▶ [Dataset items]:
::::::

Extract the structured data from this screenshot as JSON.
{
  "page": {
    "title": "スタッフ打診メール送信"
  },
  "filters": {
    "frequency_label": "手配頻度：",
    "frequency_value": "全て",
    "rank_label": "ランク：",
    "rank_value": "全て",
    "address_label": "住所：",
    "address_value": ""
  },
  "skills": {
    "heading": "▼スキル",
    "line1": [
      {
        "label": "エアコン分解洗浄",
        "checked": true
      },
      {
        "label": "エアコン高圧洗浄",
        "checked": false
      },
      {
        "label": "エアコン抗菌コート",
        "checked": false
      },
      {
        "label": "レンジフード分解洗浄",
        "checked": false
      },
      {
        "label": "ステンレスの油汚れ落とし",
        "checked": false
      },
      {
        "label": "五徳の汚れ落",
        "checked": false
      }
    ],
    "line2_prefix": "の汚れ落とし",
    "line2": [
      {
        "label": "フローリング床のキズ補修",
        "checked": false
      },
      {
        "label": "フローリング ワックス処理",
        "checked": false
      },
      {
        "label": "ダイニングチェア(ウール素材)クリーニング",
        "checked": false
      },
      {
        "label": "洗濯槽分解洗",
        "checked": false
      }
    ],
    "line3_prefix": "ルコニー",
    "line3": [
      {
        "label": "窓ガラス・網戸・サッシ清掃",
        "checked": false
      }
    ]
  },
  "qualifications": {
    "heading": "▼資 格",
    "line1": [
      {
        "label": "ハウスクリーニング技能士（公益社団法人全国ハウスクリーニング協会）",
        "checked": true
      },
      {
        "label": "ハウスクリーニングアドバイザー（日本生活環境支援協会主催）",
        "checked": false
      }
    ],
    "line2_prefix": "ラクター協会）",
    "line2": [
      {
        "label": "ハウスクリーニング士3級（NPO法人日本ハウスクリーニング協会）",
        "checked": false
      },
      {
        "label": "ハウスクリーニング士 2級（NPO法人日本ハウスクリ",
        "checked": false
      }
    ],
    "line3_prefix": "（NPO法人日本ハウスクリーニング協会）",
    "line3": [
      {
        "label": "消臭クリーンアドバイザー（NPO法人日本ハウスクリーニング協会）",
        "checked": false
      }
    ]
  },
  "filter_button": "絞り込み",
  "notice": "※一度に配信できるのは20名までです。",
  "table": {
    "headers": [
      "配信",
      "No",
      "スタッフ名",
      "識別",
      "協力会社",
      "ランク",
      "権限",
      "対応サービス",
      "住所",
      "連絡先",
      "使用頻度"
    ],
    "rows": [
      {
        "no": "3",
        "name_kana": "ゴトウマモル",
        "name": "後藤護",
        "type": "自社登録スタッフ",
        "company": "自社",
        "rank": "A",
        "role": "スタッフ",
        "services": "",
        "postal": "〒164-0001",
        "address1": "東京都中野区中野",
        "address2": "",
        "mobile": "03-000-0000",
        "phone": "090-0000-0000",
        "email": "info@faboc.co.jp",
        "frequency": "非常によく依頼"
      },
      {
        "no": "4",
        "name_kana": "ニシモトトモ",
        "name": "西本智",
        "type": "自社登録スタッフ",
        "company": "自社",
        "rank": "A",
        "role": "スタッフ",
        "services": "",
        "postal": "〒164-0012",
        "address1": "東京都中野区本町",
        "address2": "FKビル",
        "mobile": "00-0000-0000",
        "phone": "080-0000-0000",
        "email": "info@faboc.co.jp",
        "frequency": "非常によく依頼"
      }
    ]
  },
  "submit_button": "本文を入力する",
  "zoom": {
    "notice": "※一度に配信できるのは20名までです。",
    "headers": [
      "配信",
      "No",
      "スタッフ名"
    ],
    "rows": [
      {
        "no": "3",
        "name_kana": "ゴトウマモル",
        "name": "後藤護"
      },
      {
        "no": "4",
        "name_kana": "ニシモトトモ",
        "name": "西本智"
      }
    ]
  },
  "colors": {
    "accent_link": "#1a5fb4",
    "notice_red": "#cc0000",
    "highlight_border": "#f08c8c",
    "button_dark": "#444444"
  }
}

::::::

▶ [Short task]:
Write down all the entries again without a single difference.

▶ [Full solution]:
Extract the structured data from this screenshot as JSON.
{
  "page": {
    "title": "スタッフ打診メール送信"
  },
  "filters": {
    "frequency_label": "手配頻度：",
    "frequency_value": "全て",
    "rank_label": "ランク：",
    "rank_value": "全て",
    "address_label": "住所：",
    "address_value": ""
  },
  "skills": {
    "heading": "▼スキル",
    "line1": [
      {
        "label": "エアコン分解洗浄",
        "checked": true
      },
      {
        "label": "エアコン高圧洗浄",
        "checked": false
      },
      {
        "label": "エアコン抗菌コート",
        "checked": false
      },
      {
        "label": "レンジフード分解洗浄",
        "checked": false
      },
      {
        "label": "ステンレスの油汚れ落とし",
        "checked": false
      },
      {
        "label": "五徳の汚れ落",
        "checked": false
      }
    ],
    "line2_prefix": "の汚れ落とし",
    "line2": [
      {
        "label": "フローリング床のキズ補修",
        "checked": false
      },
      {
        "label": "フローリング ワックス処理",
        "checked": false
      },
      {
        "label": "ダイニングチェア(ウール素材)クリーニング",
        "checked": false
      },
      {
        "label": "洗濯槽分解洗",
        "checked": false
      }
    ],
    "line3_prefix": "ルコニー",
    "line3": [
      {
        "label": "窓ガラス・網戸・サッシ清掃",
        "checked": false
      }
    ]
  },
  "qualifications": {
    "heading": "▼資 格",
    "line1": [
      {
        "label": "ハウスクリーニング技能士（公益社団法人全国ハウスクリーニング協会）",
        "checked": true
      },
      {
        "label": "ハウスクリーニングアドバイザー（日本生活環境支援協会主催）",
        "checked": false
      }
    ],
    "line2_prefix": "ラクター協会）",
    "line2": [
      {
        "label": "ハウスクリーニング士3級（NPO法人日本ハウスクリーニング協会）",
        "checked": false
      },
      {
        "label": "ハウスクリーニング士 2級（NPO法人日本ハウスクリ",
        "checked": false
      }
    ],
    "line3_prefix": "（NPO法人日本ハウスクリーニング協会）",
    "line3": [
      {
        "label": "消臭クリーンアドバイザー（NPO法人日本ハウスクリーニング協会）",
        "checked": false
      }
    ]
  },
  "filter_button": "絞り込み",
  "notice": "※一度に配信できるのは20名までです。",
  "table": {
    "headers": [
      "配信",
      "No",
      "スタッフ名",
      "識別",
      "協力会社",
      "ランク",
      "権限",
      "対応サービス",
      "住所",
      "連絡先",
      "使用頻度"
    ],
    "rows": [
      {
        "no": "3",
        "name_kana": "ゴトウマモル",
        "name": "後藤護",
        "type": "自社登録スタッフ",
        "company": "自社",
        "rank": "A",
        "role": "スタッフ",
        "services": "",
        "postal": "〒164-0001",
        "address1": "東京都中野区中野",
        "address2": "",
        "mobile": "03-000-0000",
        "phone": "090-0000-0000",
        "email": "info@faboc.co.jp",
        "frequency": "非常によく依頼"
      },
      {
        "no": "4",
        "name_kana": "ニシモトトモ",
        "name": "西本智",
        "type": "自社登録スタッフ",
        "company": "自社",
        "rank": "A",
        "role": "スタッフ",
        "services": "",
        "postal": "〒164-0012",
        "address1": "東京都中野区本町",
        "address2": "FKビル",
        "mobile": "00-0000-0000",
        "phone": "080-0000-0000",
        "email": "info@faboc.co.jp",
        "frequency": "非常によく依頼"
      }
    ]
  },
  "submit_button": "本文を入力する",
  "zoom": {
    "notice": "※一度に配信できるのは20名までです。",
    "headers": [
      "配信",
      "No",
      "スタッフ名"
    ],
    "rows": [
      {
        "no": "3",
        "name_kana": "ゴトウマモル",
        "name": "後藤護"
      },
      {
        "no": "4",
        "name_kana": "ニシモトトモ",
        "name": "西本智"
      }
    ]
  },
  "colors": {
    "accent_link": "#1a5fb4",
    "notice_red": "#cc0000",
    "highlight_border": "#f08c8c",
    "button_dark": "#444444"
  }
}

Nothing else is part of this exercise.